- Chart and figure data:

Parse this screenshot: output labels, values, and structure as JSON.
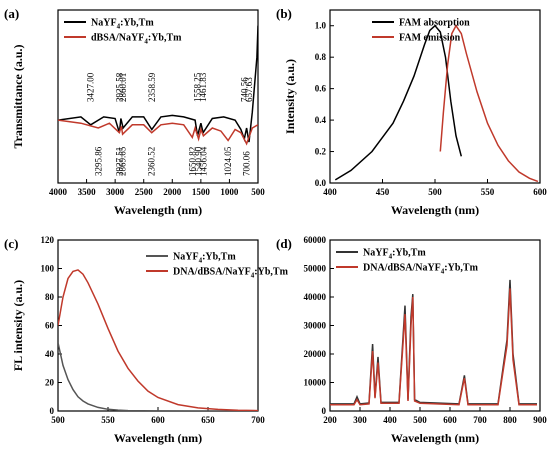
{
  "chart_data": [
    {
      "panel": "(a)",
      "type": "line",
      "xlabel": "Wavelength (nm)",
      "ylabel": "Transmittance (a.u.)",
      "xlim": [
        4000,
        500
      ],
      "x_ticks": [
        "4000",
        "3500",
        "3000",
        "2500",
        "2000",
        "1500",
        "1000",
        "500"
      ],
      "legend": "top-left",
      "series": [
        {
          "name": "NaYF4:Yb,Tm",
          "color": "#000000",
          "x": [
            4000,
            3600,
            3427,
            3200,
            3000,
            2925,
            2900,
            2860,
            2700,
            2500,
            2358,
            2200,
            2000,
            1800,
            1600,
            1558,
            1500,
            1461,
            1300,
            1100,
            900,
            800,
            740,
            700,
            657,
            600,
            520,
            500
          ],
          "y": [
            0.0,
            0.2,
            -0.3,
            0.2,
            0.1,
            -0.8,
            0.1,
            -0.5,
            0.2,
            0.2,
            -0.6,
            0.2,
            0.3,
            0.2,
            0.0,
            -1.0,
            -0.2,
            -0.8,
            0.1,
            0.2,
            0.0,
            -0.6,
            -1.2,
            -0.5,
            -1.4,
            0.5,
            4.0,
            6.0
          ]
        },
        {
          "name": "dBSA/NaYF4:Yb,Tm",
          "color": "#c0392b",
          "x": [
            4000,
            3600,
            3295,
            3100,
            2927,
            2890,
            2869,
            2700,
            2500,
            2360,
            2200,
            2000,
            1800,
            1650,
            1600,
            1540,
            1500,
            1456,
            1300,
            1150,
            1024,
            900,
            800,
            700,
            600,
            500
          ],
          "y": [
            0.0,
            -0.2,
            -0.5,
            -0.2,
            -0.8,
            -0.4,
            -0.9,
            -0.3,
            -0.3,
            -0.8,
            -0.3,
            -0.2,
            -0.3,
            -1.1,
            -0.5,
            -1.2,
            -0.6,
            -1.0,
            -0.5,
            -0.7,
            -1.3,
            -0.6,
            -0.8,
            -1.5,
            -0.5,
            -0.3
          ]
        }
      ],
      "annotations": [
        "3427.00",
        "2925.58",
        "2860.01",
        "2358.59",
        "1558.25",
        "1461.83",
        "740.56",
        "657.63",
        "3295.86",
        "2927.51",
        "2869.65",
        "2360.52",
        "1650.82",
        "1540.90",
        "1456.04",
        "1024.05",
        "700.06"
      ]
    },
    {
      "panel": "(b)",
      "type": "line",
      "xlabel": "Wavelength (nm)",
      "ylabel": "Intensity (a.u.)",
      "xlim": [
        400,
        600
      ],
      "ylim": [
        0.0,
        1.1
      ],
      "x_ticks": [
        "400",
        "450",
        "500",
        "550",
        "600"
      ],
      "y_ticks": [
        "0.0",
        "0.2",
        "0.4",
        "0.6",
        "0.8",
        "1.0"
      ],
      "legend": "top-center",
      "series": [
        {
          "name": "FAM absorption",
          "color": "#000000",
          "x": [
            405,
            420,
            440,
            460,
            470,
            480,
            490,
            495,
            500,
            505,
            510,
            515,
            520,
            525
          ],
          "y": [
            0.02,
            0.08,
            0.2,
            0.38,
            0.52,
            0.68,
            0.88,
            0.97,
            1.0,
            0.96,
            0.8,
            0.52,
            0.3,
            0.17
          ]
        },
        {
          "name": "FAM emission",
          "color": "#c0392b",
          "x": [
            505,
            508,
            512,
            516,
            520,
            525,
            530,
            540,
            550,
            560,
            570,
            580,
            590,
            598
          ],
          "y": [
            0.2,
            0.45,
            0.75,
            0.95,
            1.0,
            0.95,
            0.82,
            0.58,
            0.38,
            0.24,
            0.14,
            0.07,
            0.03,
            0.01
          ]
        }
      ]
    },
    {
      "panel": "(c)",
      "type": "line",
      "xlabel": "Wavelength (nm)",
      "ylabel": "FL intensity (a.u.)",
      "xlim": [
        500,
        700
      ],
      "ylim": [
        0,
        120
      ],
      "x_ticks": [
        "500",
        "550",
        "600",
        "650",
        "700"
      ],
      "y_ticks": [
        "0",
        "20",
        "40",
        "60",
        "80",
        "100",
        "120"
      ],
      "legend": "top-right",
      "series": [
        {
          "name": "NaYF4:Yb,Tm",
          "color": "#555555",
          "x": [
            500,
            505,
            510,
            515,
            520,
            525,
            530,
            540,
            550,
            560,
            570,
            600,
            650,
            700
          ],
          "y": [
            48,
            32,
            22,
            15,
            10,
            7,
            5,
            2.5,
            1.2,
            0.6,
            0.3,
            0.1,
            0.0,
            0.0
          ]
        },
        {
          "name": "DNA/dBSA/NaYF4:Yb,Tm",
          "color": "#c0392b",
          "x": [
            500,
            505,
            510,
            515,
            520,
            525,
            530,
            540,
            550,
            560,
            570,
            580,
            590,
            600,
            620,
            640,
            660,
            680,
            700
          ],
          "y": [
            60,
            80,
            93,
            98,
            99,
            96,
            90,
            75,
            58,
            42,
            30,
            21,
            14,
            9.5,
            4.5,
            2.2,
            1.1,
            0.5,
            0.3
          ]
        }
      ]
    },
    {
      "panel": "(d)",
      "type": "line",
      "xlabel": "Wavelength (nm)",
      "xlim": [
        200,
        900
      ],
      "ylim": [
        0,
        60000
      ],
      "x_ticks": [
        "200",
        "300",
        "400",
        "500",
        "600",
        "700",
        "800",
        "900"
      ],
      "y_ticks": [
        "0",
        "10000",
        "20000",
        "30000",
        "40000",
        "50000",
        "60000"
      ],
      "legend": "top-left",
      "series": [
        {
          "name": "NaYF4:Yb,Tm",
          "color": "#333333",
          "x": [
            200,
            280,
            290,
            300,
            330,
            342,
            350,
            360,
            370,
            430,
            450,
            460,
            470,
            476,
            482,
            500,
            630,
            648,
            660,
            760,
            790,
            800,
            810,
            830,
            890
          ],
          "y": [
            2500,
            2500,
            5000,
            2500,
            2800,
            23500,
            5000,
            19000,
            3000,
            3000,
            37000,
            4000,
            33000,
            41000,
            4000,
            3000,
            2500,
            12500,
            2500,
            2500,
            25000,
            46000,
            20000,
            2500,
            2500
          ]
        },
        {
          "name": "DNA/dBSA/NaYF4:Yb,Tm",
          "color": "#c0392b",
          "x": [
            200,
            280,
            290,
            300,
            330,
            342,
            350,
            360,
            370,
            430,
            450,
            460,
            470,
            476,
            482,
            500,
            630,
            648,
            660,
            760,
            790,
            800,
            810,
            830,
            890
          ],
          "y": [
            2200,
            2200,
            4000,
            2200,
            2500,
            21000,
            4500,
            17000,
            2700,
            2700,
            34000,
            3500,
            30000,
            40000,
            3500,
            2700,
            2200,
            11500,
            2200,
            2200,
            23000,
            43000,
            18000,
            2200,
            2200
          ]
        }
      ]
    }
  ]
}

- SHORT PROBLEM: Can you repeat every record above exactly, apart from the pictures?

- FULL RESPONSE:
Parse this screenshot: output labels, values, and structure as JSON.
{
  "chart_data": [
    {
      "panel": "(a)",
      "type": "line",
      "xlabel": "Wavelength (nm)",
      "ylabel": "Transmittance (a.u.)",
      "xlim": [
        4000,
        500
      ],
      "x_ticks": [
        "4000",
        "3500",
        "3000",
        "2500",
        "2000",
        "1500",
        "1000",
        "500"
      ],
      "legend": "top-left",
      "series": [
        {
          "name": "NaYF4:Yb,Tm",
          "color": "#000000",
          "x": [
            4000,
            3600,
            3427,
            3200,
            3000,
            2925,
            2900,
            2860,
            2700,
            2500,
            2358,
            2200,
            2000,
            1800,
            1600,
            1558,
            1500,
            1461,
            1300,
            1100,
            900,
            800,
            740,
            700,
            657,
            600,
            520,
            500
          ],
          "y": [
            0.0,
            0.2,
            -0.3,
            0.2,
            0.1,
            -0.8,
            0.1,
            -0.5,
            0.2,
            0.2,
            -0.6,
            0.2,
            0.3,
            0.2,
            0.0,
            -1.0,
            -0.2,
            -0.8,
            0.1,
            0.2,
            0.0,
            -0.6,
            -1.2,
            -0.5,
            -1.4,
            0.5,
            4.0,
            6.0
          ]
        },
        {
          "name": "dBSA/NaYF4:Yb,Tm",
          "color": "#c0392b",
          "x": [
            4000,
            3600,
            3295,
            3100,
            2927,
            2890,
            2869,
            2700,
            2500,
            2360,
            2200,
            2000,
            1800,
            1650,
            1600,
            1540,
            1500,
            1456,
            1300,
            1150,
            1024,
            900,
            800,
            700,
            600,
            500
          ],
          "y": [
            0.0,
            -0.2,
            -0.5,
            -0.2,
            -0.8,
            -0.4,
            -0.9,
            -0.3,
            -0.3,
            -0.8,
            -0.3,
            -0.2,
            -0.3,
            -1.1,
            -0.5,
            -1.2,
            -0.6,
            -1.0,
            -0.5,
            -0.7,
            -1.3,
            -0.6,
            -0.8,
            -1.5,
            -0.5,
            -0.3
          ]
        }
      ],
      "annotations": [
        "3427.00",
        "2925.58",
        "2860.01",
        "2358.59",
        "1558.25",
        "1461.83",
        "740.56",
        "657.63",
        "3295.86",
        "2927.51",
        "2869.65",
        "2360.52",
        "1650.82",
        "1540.90",
        "1456.04",
        "1024.05",
        "700.06"
      ]
    },
    {
      "panel": "(b)",
      "type": "line",
      "xlabel": "Wavelength (nm)",
      "ylabel": "Intensity (a.u.)",
      "xlim": [
        400,
        600
      ],
      "ylim": [
        0.0,
        1.1
      ],
      "x_ticks": [
        "400",
        "450",
        "500",
        "550",
        "600"
      ],
      "y_ticks": [
        "0.0",
        "0.2",
        "0.4",
        "0.6",
        "0.8",
        "1.0"
      ],
      "legend": "top-center",
      "series": [
        {
          "name": "FAM absorption",
          "color": "#000000",
          "x": [
            405,
            420,
            440,
            460,
            470,
            480,
            490,
            495,
            500,
            505,
            510,
            515,
            520,
            525
          ],
          "y": [
            0.02,
            0.08,
            0.2,
            0.38,
            0.52,
            0.68,
            0.88,
            0.97,
            1.0,
            0.96,
            0.8,
            0.52,
            0.3,
            0.17
          ]
        },
        {
          "name": "FAM emission",
          "color": "#c0392b",
          "x": [
            505,
            508,
            512,
            516,
            520,
            525,
            530,
            540,
            550,
            560,
            570,
            580,
            590,
            598
          ],
          "y": [
            0.2,
            0.45,
            0.75,
            0.95,
            1.0,
            0.95,
            0.82,
            0.58,
            0.38,
            0.24,
            0.14,
            0.07,
            0.03,
            0.01
          ]
        }
      ]
    },
    {
      "panel": "(c)",
      "type": "line",
      "xlabel": "Wavelength (nm)",
      "ylabel": "FL intensity (a.u.)",
      "xlim": [
        500,
        700
      ],
      "ylim": [
        0,
        120
      ],
      "x_ticks": [
        "500",
        "550",
        "600",
        "650",
        "700"
      ],
      "y_ticks": [
        "0",
        "20",
        "40",
        "60",
        "80",
        "100",
        "120"
      ],
      "legend": "top-right",
      "series": [
        {
          "name": "NaYF4:Yb,Tm",
          "color": "#555555",
          "x": [
            500,
            505,
            510,
            515,
            520,
            525,
            530,
            540,
            550,
            560,
            570,
            600,
            650,
            700
          ],
          "y": [
            48,
            32,
            22,
            15,
            10,
            7,
            5,
            2.5,
            1.2,
            0.6,
            0.3,
            0.1,
            0.0,
            0.0
          ]
        },
        {
          "name": "DNA/dBSA/NaYF4:Yb,Tm",
          "color": "#c0392b",
          "x": [
            500,
            505,
            510,
            515,
            520,
            525,
            530,
            540,
            550,
            560,
            570,
            580,
            590,
            600,
            620,
            640,
            660,
            680,
            700
          ],
          "y": [
            60,
            80,
            93,
            98,
            99,
            96,
            90,
            75,
            58,
            42,
            30,
            21,
            14,
            9.5,
            4.5,
            2.2,
            1.1,
            0.5,
            0.3
          ]
        }
      ]
    },
    {
      "panel": "(d)",
      "type": "line",
      "xlabel": "Wavelength (nm)",
      "xlim": [
        200,
        900
      ],
      "ylim": [
        0,
        60000
      ],
      "x_ticks": [
        "200",
        "300",
        "400",
        "500",
        "600",
        "700",
        "800",
        "900"
      ],
      "y_ticks": [
        "0",
        "10000",
        "20000",
        "30000",
        "40000",
        "50000",
        "60000"
      ],
      "legend": "top-left",
      "series": [
        {
          "name": "NaYF4:Yb,Tm",
          "color": "#333333",
          "x": [
            200,
            280,
            290,
            300,
            330,
            342,
            350,
            360,
            370,
            430,
            450,
            460,
            470,
            476,
            482,
            500,
            630,
            648,
            660,
            760,
            790,
            800,
            810,
            830,
            890
          ],
          "y": [
            2500,
            2500,
            5000,
            2500,
            2800,
            23500,
            5000,
            19000,
            3000,
            3000,
            37000,
            4000,
            33000,
            41000,
            4000,
            3000,
            2500,
            12500,
            2500,
            2500,
            25000,
            46000,
            20000,
            2500,
            2500
          ]
        },
        {
          "name": "DNA/dBSA/NaYF4:Yb,Tm",
          "color": "#c0392b",
          "x": [
            200,
            280,
            290,
            300,
            330,
            342,
            350,
            360,
            370,
            430,
            450,
            460,
            470,
            476,
            482,
            500,
            630,
            648,
            660,
            760,
            790,
            800,
            810,
            830,
            890
          ],
          "y": [
            2200,
            2200,
            4000,
            2200,
            2500,
            21000,
            4500,
            17000,
            2700,
            2700,
            34000,
            3500,
            30000,
            40000,
            3500,
            2700,
            2200,
            11500,
            2200,
            2200,
            23000,
            43000,
            18000,
            2200,
            2200
          ]
        }
      ]
    }
  ]
}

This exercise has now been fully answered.